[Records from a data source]
-- BEGIN --
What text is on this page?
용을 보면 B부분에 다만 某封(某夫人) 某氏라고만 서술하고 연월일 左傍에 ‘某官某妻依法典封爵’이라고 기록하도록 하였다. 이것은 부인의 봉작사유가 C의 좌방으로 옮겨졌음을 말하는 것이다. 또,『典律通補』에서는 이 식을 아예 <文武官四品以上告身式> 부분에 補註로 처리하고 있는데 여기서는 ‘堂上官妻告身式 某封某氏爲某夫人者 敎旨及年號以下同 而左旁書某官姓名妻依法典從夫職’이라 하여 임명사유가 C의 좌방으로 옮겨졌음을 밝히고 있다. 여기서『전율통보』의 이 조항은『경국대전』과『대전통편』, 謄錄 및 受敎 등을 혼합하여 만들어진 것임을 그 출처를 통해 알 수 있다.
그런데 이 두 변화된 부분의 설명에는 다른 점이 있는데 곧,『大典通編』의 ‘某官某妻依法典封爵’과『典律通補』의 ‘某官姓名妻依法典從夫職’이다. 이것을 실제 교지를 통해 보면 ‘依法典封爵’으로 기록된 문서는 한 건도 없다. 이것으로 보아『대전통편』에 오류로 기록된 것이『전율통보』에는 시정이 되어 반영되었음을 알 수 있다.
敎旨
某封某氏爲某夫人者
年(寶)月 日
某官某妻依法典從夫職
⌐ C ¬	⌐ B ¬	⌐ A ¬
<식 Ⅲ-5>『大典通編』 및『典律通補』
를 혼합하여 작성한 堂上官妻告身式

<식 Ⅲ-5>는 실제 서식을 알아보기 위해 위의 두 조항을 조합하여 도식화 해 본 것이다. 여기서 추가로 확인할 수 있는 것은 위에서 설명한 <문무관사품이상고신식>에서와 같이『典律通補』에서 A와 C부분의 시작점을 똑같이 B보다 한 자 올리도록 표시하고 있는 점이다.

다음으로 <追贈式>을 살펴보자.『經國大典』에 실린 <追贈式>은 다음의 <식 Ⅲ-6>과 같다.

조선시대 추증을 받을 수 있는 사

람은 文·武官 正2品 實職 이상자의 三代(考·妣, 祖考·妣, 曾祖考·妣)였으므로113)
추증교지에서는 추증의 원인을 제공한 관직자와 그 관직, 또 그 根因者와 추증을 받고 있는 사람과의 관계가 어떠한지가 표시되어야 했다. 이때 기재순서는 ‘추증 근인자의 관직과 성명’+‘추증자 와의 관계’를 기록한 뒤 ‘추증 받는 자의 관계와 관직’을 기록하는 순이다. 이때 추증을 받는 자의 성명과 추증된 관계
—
-- END --
DESCRIPTION OF THE TASK:
Set down the material above again, word for word.

TASK ANSWER:
What text is on this page?
용을 보면 B부분에 다만 某封(某夫人) 某氏라고만 서술하고 연월일 左傍에 ‘某官某妻依法典封爵’이라고 기록하도록 하였다. 이것은 부인의 봉작사유가 C의 좌방으로 옮겨졌음을 말하는 것이다. 또,『典律通補』에서는 이 식을 아예 <文武官四品以上告身式> 부분에 補註로 처리하고 있는데 여기서는 ‘堂上官妻告身式 某封某氏爲某夫人者 敎旨及年號以下同 而左旁書某官姓名妻依法典從夫職’이라 하여 임명사유가 C의 좌방으로 옮겨졌음을 밝히고 있다. 여기서『전율통보』의 이 조항은『경국대전』과『대전통편』, 謄錄 및 受敎 등을 혼합하여 만들어진 것임을 그 출처를 통해 알 수 있다.
그런데 이 두 변화된 부분의 설명에는 다른 점이 있는데 곧,『大典通編』의 ‘某官某妻依法典封爵’과『典律通補』의 ‘某官姓名妻依法典從夫職’이다. 이것을 실제 교지를 통해 보면 ‘依法典封爵’으로 기록된 문서는 한 건도 없다. 이것으로 보아『대전통편』에 오류로 기록된 것이『전율통보』에는 시정이 되어 반영되었음을 알 수 있다.
敎旨
某封某氏爲某夫人者
年(寶)月 日
某官某妻依法典從夫職
⌐ C ¬	⌐ B ¬	⌐ A ¬
<식 Ⅲ-5>『大典通編』 및『典律通補』
를 혼합하여 작성한 堂上官妻告身式

<식 Ⅲ-5>는 실제 서식을 알아보기 위해 위의 두 조항을 조합하여 도식화 해 본 것이다. 여기서 추가로 확인할 수 있는 것은 위에서 설명한 <문무관사품이상고신식>에서와 같이『典律通補』에서 A와 C부분의 시작점을 똑같이 B보다 한 자 올리도록 표시하고 있는 점이다.

다음으로 <追贈式>을 살펴보자.『經國大典』에 실린 <追贈式>은 다음의 <식 Ⅲ-6>과 같다.

조선시대 추증을 받을 수 있는 사

람은 文·武官 正2品 實職 이상자의 三代(考·妣, 祖考·妣, 曾祖考·妣)였으므로113)
추증교지에서는 추증의 원인을 제공한 관직자와 그 관직, 또 그 根因者와 추증을 받고 있는 사람과의 관계가 어떠한지가 표시되어야 했다. 이때 기재순서는 ‘추증 근인자의 관직과 성명’+‘추증자 와의 관계’를 기록한 뒤 ‘추증 받는 자의 관계와 관직’을 기록하는 순이다. 이때 추증을 받는 자의 성명과 추증된 관계
—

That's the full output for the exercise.